Where a line holds the string "lingues", return that line.

===== Listed entries

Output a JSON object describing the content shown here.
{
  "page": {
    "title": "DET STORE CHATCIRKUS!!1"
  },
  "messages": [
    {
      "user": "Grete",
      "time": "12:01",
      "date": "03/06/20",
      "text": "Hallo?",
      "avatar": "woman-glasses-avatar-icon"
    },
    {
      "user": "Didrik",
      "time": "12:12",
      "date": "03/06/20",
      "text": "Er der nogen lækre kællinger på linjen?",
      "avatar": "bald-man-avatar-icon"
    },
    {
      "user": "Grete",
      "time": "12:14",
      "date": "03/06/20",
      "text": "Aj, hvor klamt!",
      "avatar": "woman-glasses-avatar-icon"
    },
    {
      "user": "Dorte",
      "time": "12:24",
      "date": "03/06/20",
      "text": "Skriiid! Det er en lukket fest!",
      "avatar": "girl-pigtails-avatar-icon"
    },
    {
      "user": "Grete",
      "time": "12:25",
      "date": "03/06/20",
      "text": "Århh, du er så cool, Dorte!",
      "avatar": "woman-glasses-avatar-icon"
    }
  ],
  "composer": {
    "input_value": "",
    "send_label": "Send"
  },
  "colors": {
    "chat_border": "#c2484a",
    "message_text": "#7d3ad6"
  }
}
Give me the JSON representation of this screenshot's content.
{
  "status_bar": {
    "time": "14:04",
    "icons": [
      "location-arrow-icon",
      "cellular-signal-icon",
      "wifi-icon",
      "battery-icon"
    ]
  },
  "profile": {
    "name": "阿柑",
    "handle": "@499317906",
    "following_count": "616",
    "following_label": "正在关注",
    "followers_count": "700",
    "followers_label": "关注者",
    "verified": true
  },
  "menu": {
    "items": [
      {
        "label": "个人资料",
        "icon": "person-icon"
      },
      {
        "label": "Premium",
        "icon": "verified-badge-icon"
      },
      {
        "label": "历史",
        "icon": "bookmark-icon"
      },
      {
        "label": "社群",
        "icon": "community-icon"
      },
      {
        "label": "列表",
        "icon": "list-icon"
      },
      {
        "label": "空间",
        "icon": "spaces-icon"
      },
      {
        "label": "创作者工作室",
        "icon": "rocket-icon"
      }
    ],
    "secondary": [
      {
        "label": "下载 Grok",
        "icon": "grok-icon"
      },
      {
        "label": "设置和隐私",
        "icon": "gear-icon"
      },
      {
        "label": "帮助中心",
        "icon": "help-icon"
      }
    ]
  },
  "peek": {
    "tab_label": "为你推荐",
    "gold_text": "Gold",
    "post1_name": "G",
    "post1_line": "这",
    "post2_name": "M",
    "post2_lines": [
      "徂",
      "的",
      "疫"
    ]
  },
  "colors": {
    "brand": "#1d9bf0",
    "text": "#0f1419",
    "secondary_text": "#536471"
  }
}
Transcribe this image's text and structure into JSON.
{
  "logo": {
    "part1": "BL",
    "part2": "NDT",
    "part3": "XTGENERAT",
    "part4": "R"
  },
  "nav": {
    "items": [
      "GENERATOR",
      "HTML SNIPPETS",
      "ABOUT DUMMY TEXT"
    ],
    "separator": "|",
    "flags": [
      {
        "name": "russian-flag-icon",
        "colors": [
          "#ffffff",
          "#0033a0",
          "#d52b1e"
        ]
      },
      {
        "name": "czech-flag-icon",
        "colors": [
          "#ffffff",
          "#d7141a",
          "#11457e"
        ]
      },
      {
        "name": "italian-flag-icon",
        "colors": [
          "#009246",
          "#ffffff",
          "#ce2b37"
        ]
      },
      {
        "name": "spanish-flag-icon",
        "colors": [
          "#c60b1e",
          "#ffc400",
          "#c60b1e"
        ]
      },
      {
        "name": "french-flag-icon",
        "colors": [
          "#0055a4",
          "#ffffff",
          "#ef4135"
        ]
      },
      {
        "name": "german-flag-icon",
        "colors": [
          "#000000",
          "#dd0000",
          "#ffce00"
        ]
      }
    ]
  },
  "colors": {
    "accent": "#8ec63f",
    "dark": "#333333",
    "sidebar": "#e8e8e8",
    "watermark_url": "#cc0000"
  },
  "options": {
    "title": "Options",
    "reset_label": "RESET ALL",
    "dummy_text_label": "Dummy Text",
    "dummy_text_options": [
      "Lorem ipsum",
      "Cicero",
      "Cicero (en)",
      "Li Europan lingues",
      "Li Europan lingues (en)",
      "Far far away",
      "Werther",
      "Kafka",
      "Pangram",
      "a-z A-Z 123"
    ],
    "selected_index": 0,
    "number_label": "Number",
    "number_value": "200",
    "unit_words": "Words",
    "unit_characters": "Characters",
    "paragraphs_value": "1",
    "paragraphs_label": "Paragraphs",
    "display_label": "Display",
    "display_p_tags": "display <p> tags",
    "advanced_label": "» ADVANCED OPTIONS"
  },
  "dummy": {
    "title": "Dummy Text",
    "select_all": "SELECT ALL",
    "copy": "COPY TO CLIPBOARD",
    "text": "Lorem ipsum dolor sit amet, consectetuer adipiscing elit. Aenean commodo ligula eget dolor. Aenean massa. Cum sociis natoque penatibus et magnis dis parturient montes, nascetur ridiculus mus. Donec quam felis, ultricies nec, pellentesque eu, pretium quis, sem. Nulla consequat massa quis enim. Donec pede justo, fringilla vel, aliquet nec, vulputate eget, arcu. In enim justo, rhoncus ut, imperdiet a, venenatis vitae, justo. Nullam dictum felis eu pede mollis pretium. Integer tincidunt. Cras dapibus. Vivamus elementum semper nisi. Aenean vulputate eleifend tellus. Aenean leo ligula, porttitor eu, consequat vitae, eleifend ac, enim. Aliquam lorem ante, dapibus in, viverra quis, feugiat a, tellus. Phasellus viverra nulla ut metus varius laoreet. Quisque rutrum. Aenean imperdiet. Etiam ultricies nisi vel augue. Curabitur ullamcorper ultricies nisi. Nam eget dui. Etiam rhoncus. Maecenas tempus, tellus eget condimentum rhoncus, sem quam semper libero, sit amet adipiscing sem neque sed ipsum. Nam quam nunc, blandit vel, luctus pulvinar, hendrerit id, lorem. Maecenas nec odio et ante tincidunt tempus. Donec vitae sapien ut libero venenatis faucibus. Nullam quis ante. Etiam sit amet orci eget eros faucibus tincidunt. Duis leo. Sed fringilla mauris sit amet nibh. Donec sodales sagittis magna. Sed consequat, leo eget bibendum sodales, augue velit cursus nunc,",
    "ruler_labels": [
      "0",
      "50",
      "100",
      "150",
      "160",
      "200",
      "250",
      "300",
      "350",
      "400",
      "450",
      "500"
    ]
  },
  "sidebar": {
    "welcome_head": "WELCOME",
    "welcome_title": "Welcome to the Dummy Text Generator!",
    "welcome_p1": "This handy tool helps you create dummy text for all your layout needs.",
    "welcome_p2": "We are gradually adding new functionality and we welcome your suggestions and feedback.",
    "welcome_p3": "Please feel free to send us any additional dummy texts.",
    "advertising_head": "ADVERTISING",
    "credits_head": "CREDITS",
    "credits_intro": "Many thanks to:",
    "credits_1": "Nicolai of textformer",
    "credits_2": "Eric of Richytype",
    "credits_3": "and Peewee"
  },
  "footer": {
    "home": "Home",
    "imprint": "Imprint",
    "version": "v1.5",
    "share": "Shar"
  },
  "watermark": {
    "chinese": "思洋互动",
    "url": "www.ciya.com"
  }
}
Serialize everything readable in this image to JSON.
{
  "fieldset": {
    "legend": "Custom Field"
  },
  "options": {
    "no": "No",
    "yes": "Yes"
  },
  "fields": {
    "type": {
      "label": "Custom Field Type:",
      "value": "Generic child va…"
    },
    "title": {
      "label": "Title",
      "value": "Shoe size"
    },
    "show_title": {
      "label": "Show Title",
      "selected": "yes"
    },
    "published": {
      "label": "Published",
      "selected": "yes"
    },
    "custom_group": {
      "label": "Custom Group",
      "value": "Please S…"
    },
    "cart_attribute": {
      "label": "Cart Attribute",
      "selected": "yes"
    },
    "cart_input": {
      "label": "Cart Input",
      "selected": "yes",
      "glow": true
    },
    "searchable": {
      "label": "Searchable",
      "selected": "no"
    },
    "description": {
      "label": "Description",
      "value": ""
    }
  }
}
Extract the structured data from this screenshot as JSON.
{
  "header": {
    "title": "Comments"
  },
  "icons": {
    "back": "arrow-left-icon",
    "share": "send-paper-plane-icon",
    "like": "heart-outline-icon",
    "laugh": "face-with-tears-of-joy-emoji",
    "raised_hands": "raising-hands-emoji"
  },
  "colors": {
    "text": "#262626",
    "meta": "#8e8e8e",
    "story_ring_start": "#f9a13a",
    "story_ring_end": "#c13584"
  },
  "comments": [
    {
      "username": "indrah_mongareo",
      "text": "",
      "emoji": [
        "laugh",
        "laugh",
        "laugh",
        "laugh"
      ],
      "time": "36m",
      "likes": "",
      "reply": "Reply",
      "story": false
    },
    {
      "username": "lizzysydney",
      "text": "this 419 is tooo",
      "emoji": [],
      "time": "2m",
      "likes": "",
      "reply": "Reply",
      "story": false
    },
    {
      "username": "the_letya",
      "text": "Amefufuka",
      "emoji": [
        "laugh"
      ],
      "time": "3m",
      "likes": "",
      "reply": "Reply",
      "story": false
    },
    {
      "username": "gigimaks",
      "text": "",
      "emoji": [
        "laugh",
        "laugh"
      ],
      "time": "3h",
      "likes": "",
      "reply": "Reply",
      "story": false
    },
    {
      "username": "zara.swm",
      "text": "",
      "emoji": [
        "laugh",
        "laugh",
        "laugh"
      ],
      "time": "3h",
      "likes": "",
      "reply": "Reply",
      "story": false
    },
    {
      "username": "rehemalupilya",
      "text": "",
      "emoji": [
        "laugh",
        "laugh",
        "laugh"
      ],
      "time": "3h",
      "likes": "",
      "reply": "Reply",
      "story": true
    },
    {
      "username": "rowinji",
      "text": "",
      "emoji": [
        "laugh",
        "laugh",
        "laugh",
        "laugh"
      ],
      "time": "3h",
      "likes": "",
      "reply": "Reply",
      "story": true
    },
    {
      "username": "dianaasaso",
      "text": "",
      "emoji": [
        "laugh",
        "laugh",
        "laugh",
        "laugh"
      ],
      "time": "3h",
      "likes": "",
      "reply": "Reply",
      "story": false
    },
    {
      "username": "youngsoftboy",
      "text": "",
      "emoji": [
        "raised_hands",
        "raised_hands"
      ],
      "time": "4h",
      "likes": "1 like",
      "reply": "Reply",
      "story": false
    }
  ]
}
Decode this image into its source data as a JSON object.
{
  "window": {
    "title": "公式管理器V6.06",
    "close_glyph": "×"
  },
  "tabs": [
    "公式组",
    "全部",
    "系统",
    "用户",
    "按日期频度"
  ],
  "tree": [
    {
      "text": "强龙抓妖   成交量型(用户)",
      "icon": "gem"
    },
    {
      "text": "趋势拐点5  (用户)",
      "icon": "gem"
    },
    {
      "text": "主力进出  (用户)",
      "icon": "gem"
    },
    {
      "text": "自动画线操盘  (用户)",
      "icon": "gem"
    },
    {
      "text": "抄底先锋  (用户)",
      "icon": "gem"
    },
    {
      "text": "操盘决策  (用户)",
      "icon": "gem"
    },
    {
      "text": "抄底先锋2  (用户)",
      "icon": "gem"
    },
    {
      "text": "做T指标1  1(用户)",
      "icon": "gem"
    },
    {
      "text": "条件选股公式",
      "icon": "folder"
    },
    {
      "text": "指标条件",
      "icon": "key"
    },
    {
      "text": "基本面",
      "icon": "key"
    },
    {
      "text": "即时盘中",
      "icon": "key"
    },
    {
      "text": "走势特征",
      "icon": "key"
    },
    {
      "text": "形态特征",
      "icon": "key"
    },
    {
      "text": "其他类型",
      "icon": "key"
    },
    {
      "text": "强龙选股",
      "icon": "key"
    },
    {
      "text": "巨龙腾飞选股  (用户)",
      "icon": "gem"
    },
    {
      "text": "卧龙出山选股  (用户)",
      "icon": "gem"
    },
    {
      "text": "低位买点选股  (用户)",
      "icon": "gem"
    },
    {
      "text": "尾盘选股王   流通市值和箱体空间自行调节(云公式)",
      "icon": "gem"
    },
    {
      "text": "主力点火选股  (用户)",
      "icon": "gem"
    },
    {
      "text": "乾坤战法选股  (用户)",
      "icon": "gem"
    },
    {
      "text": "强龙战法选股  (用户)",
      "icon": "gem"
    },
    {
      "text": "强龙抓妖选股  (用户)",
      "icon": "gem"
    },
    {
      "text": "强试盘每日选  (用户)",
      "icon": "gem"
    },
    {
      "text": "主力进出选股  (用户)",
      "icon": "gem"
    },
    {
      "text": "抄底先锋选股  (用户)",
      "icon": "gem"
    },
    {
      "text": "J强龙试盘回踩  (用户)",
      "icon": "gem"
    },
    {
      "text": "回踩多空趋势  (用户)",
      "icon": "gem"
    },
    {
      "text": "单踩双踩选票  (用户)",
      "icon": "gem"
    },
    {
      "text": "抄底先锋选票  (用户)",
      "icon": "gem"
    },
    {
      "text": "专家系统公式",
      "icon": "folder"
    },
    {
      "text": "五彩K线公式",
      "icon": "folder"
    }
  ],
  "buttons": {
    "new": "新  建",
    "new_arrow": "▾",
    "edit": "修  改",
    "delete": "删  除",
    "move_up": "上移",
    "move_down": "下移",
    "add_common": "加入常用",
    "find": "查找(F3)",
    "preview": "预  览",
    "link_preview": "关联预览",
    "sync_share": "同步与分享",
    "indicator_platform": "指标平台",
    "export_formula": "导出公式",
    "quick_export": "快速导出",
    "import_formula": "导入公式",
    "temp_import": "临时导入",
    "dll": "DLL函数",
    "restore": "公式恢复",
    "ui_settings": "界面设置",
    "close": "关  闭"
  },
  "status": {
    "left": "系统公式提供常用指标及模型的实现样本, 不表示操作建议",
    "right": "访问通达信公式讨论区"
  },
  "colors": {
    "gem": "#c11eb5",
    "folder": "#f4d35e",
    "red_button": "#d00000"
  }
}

==========

Solution to this problem:
      "Li Europan lingues",
      "Li Europan lingues (en)",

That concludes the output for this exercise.